Dataset records:
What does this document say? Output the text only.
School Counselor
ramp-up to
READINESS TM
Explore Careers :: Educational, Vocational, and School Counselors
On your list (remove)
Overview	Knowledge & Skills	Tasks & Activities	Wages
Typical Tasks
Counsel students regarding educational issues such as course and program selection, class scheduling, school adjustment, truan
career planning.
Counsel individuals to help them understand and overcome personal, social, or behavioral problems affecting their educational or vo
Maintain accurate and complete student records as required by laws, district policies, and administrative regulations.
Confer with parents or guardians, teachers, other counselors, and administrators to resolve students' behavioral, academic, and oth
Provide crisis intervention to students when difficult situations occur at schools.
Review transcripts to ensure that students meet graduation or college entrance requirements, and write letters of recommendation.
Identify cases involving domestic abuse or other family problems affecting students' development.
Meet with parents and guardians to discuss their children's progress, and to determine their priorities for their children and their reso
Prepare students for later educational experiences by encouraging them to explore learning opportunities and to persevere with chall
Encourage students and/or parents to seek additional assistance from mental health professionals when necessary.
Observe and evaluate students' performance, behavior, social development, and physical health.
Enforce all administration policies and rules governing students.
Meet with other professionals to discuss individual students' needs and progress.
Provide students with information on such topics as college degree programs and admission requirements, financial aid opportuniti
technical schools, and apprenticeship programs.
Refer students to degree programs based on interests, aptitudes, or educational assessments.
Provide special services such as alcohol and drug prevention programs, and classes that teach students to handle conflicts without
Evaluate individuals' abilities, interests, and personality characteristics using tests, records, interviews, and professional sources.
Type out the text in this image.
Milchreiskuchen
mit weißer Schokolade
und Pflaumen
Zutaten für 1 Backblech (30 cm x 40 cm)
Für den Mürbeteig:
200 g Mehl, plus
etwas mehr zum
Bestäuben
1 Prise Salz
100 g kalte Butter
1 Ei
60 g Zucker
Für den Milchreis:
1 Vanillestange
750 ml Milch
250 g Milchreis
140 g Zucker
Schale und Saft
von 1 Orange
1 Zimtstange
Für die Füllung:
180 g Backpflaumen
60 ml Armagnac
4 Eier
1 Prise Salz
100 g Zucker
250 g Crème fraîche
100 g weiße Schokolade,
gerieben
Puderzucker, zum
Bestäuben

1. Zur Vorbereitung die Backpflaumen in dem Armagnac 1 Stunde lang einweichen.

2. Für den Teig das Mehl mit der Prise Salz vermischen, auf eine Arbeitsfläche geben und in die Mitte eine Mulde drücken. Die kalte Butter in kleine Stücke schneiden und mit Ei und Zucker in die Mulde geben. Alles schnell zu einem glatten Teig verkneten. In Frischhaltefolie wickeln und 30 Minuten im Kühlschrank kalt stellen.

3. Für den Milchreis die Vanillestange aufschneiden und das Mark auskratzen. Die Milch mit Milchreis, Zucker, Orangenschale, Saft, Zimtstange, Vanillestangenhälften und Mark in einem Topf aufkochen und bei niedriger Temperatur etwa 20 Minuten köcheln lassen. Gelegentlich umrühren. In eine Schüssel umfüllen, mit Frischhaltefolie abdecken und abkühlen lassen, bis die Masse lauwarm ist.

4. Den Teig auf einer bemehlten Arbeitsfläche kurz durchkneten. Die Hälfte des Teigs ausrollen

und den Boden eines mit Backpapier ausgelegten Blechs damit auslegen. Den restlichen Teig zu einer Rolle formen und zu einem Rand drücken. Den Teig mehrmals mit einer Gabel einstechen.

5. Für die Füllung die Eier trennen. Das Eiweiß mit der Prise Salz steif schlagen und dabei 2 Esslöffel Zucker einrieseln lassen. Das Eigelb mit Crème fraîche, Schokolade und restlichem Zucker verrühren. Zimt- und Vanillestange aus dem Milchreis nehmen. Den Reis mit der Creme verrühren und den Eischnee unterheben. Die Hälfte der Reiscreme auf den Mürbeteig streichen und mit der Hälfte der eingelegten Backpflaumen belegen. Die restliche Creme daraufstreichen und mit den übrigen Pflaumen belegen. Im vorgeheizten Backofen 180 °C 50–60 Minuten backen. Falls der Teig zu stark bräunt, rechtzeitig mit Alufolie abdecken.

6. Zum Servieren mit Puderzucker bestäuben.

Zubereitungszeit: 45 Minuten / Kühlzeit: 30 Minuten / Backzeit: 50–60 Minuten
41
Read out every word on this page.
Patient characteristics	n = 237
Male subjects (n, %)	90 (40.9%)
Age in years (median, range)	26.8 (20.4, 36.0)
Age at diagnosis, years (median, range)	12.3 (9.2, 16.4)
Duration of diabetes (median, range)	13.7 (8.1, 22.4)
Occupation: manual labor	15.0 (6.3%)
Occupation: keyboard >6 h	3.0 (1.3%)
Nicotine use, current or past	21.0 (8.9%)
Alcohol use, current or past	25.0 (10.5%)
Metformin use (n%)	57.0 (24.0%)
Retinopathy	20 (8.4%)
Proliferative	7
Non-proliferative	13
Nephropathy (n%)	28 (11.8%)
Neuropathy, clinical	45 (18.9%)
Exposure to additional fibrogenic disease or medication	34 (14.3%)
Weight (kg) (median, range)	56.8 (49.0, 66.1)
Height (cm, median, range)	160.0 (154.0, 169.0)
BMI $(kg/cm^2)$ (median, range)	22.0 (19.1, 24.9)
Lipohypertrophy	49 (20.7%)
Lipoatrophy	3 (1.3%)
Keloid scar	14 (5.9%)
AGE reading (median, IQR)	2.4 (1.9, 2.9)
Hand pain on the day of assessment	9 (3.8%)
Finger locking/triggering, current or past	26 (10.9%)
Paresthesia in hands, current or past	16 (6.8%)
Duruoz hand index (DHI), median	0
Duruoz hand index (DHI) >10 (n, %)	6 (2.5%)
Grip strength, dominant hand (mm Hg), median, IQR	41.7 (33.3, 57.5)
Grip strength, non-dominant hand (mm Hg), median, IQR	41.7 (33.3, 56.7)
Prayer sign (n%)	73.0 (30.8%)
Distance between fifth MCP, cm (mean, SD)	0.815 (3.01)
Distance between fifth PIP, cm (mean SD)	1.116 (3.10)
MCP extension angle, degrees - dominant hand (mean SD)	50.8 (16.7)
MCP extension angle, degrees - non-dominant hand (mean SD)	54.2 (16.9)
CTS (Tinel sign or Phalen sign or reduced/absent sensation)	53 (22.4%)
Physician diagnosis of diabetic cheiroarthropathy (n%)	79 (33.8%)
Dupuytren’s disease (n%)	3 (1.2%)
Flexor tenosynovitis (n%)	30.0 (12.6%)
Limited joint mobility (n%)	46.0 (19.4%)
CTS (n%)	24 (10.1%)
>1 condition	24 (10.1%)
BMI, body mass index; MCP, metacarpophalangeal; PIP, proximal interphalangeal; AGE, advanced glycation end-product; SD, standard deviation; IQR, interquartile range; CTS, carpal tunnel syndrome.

What the exercise asks: Copy down the whole of the data above, matching it exactly.

Result for this exercise:
What does this document say? Output the text only.
School Counselor
ramp-up to
READINESS TM
Explore Careers :: Educational, Vocational, and School Counselors
On your list (remove)
Overview	Knowledge & Skills	Tasks & Activities	Wages
Typical Tasks
Counsel students regarding educational issues such as course and program selection, class scheduling, school adjustment, truan
career planning.
Counsel individuals to help them understand and overcome personal, social, or behavioral problems affecting their educational or vo
Maintain accurate and complete student records as required by laws, district policies, and administrative regulations.
Confer with parents or guardians, teachers, other counselors, and administrators to resolve students' behavioral, academic, and oth
Provide crisis intervention to students when difficult situations occur at schools.
Review transcripts to ensure that students meet graduation or college entrance requirements, and write letters of recommendation.
Identify cases involving domestic abuse or other family problems affecting students' development.
Meet with parents and guardians to discuss their children's progress, and to determine their priorities for their children and their reso
Prepare students for later educational experiences by encouraging them to explore learning opportunities and to persevere with chall
Encourage students and/or parents to seek additional assistance from mental health professionals when necessary.
Observe and evaluate students' performance, behavior, social development, and physical health.
Enforce all administration policies and rules governing students.
Meet with other professionals to discuss individual students' needs and progress.
Provide students with information on such topics as college degree programs and admission requirements, financial aid opportuniti
technical schools, and apprenticeship programs.
Refer students to degree programs based on interests, aptitudes, or educational assessments.
Provide special services such as alcohol and drug prevention programs, and classes that teach students to handle conflicts without
Evaluate individuals' abilities, interests, and personality characteristics using tests, records, interviews, and professional sources.
Type out the text in this image.
Milchreiskuchen
mit weißer Schokolade
und Pflaumen
Zutaten für 1 Backblech (30 cm x 40 cm)
Für den Mürbeteig:
200 g Mehl, plus
etwas mehr zum
Bestäuben
1 Prise Salz
100 g kalte Butter
1 Ei
60 g Zucker
Für den Milchreis:
1 Vanillestange
750 ml Milch
250 g Milchreis
140 g Zucker
Schale und Saft
von 1 Orange
1 Zimtstange
Für die Füllung:
180 g Backpflaumen
60 ml Armagnac
4 Eier
1 Prise Salz
100 g Zucker
250 g Crème fraîche
100 g weiße Schokolade,
gerieben
Puderzucker, zum
Bestäuben

1. Zur Vorbereitung die Backpflaumen in dem Armagnac 1 Stunde lang einweichen.

2. Für den Teig das Mehl mit der Prise Salz vermischen, auf eine Arbeitsfläche geben und in die Mitte eine Mulde drücken. Die kalte Butter in kleine Stücke schneiden und mit Ei und Zucker in die Mulde geben. Alles schnell zu einem glatten Teig verkneten. In Frischhaltefolie wickeln und 30 Minuten im Kühlschrank kalt stellen.

3. Für den Milchreis die Vanillestange aufschneiden und das Mark auskratzen. Die Milch mit Milchreis, Zucker, Orangenschale, Saft, Zimtstange, Vanillestangenhälften und Mark in einem Topf aufkochen und bei niedriger Temperatur etwa 20 Minuten köcheln lassen. Gelegentlich umrühren. In eine Schüssel umfüllen, mit Frischhaltefolie abdecken und abkühlen lassen, bis die Masse lauwarm ist.

4. Den Teig auf einer bemehlten Arbeitsfläche kurz durchkneten. Die Hälfte des Teigs ausrollen

und den Boden eines mit Backpapier ausgelegten Blechs damit auslegen. Den restlichen Teig zu einer Rolle formen und zu einem Rand drücken. Den Teig mehrmals mit einer Gabel einstechen.

5. Für die Füllung die Eier trennen. Das Eiweiß mit der Prise Salz steif schlagen und dabei 2 Esslöffel Zucker einrieseln lassen. Das Eigelb mit Crème fraîche, Schokolade und restlichem Zucker verrühren. Zimt- und Vanillestange aus dem Milchreis nehmen. Den Reis mit der Creme verrühren und den Eischnee unterheben. Die Hälfte der Reiscreme auf den Mürbeteig streichen und mit der Hälfte der eingelegten Backpflaumen belegen. Die restliche Creme daraufstreichen und mit den übrigen Pflaumen belegen. Im vorgeheizten Backofen 180 °C 50–60 Minuten backen. Falls der Teig zu stark bräunt, rechtzeitig mit Alufolie abdecken.

6. Zum Servieren mit Puderzucker bestäuben.

Zubereitungszeit: 45 Minuten / Kühlzeit: 30 Minuten / Backzeit: 50–60 Minuten
41
Read out every word on this page.
Patient characteristics	n = 237
Male subjects (n, %)	90 (40.9%)
Age in years (median, range)	26.8 (20.4, 36.0)
Age at diagnosis, years (median, range)	12.3 (9.2, 16.4)
Duration of diabetes (median, range)	13.7 (8.1, 22.4)
Occupation: manual labor	15.0 (6.3%)
Occupation: keyboard >6 h	3.0 (1.3%)
Nicotine use, current or past	21.0 (8.9%)
Alcohol use, current or past	25.0 (10.5%)
Metformin use (n%)	57.0 (24.0%)
Retinopathy	20 (8.4%)
Proliferative	7
Non-proliferative	13
Nephropathy (n%)	28 (11.8%)
Neuropathy, clinical	45 (18.9%)
Exposure to additional fibrogenic disease or medication	34 (14.3%)
Weight (kg) (median, range)	56.8 (49.0, 66.1)
Height (cm, median, range)	160.0 (154.0, 169.0)
BMI $(kg/cm^2)$ (median, range)	22.0 (19.1, 24.9)
Lipohypertrophy	49 (20.7%)
Lipoatrophy	3 (1.3%)
Keloid scar	14 (5.9%)
AGE reading (median, IQR)	2.4 (1.9, 2.9)
Hand pain on the day of assessment	9 (3.8%)
Finger locking/triggering, current or past	26 (10.9%)
Paresthesia in hands, current or past	16 (6.8%)
Duruoz hand index (DHI), median	0
Duruoz hand index (DHI) >10 (n, %)	6 (2.5%)
Grip strength, dominant hand (mm Hg), median, IQR	41.7 (33.3, 57.5)
Grip strength, non-dominant hand (mm Hg), median, IQR	41.7 (33.3, 56.7)
Prayer sign (n%)	73.0 (30.8%)
Distance between fifth MCP, cm (mean, SD)	0.815 (3.01)
Distance between fifth PIP, cm (mean SD)	1.116 (3.10)
MCP extension angle, degrees - dominant hand (mean SD)	50.8 (16.7)
MCP extension angle, degrees - non-dominant hand (mean SD)	54.2 (16.9)
CTS (Tinel sign or Phalen sign or reduced/absent sensation)	53 (22.4%)
Physician diagnosis of diabetic cheiroarthropathy (n%)	79 (33.8%)
Dupuytren’s disease (n%)	3 (1.2%)
Flexor tenosynovitis (n%)	30.0 (12.6%)
Limited joint mobility (n%)	46.0 (19.4%)
CTS (n%)	24 (10.1%)
>1 condition	24 (10.1%)
BMI, body mass index; MCP, metacarpophalangeal; PIP, proximal interphalangeal; AGE, advanced glycation end-product; SD, standard deviation; IQR, interquartile range; CTS, carpal tunnel syndrome.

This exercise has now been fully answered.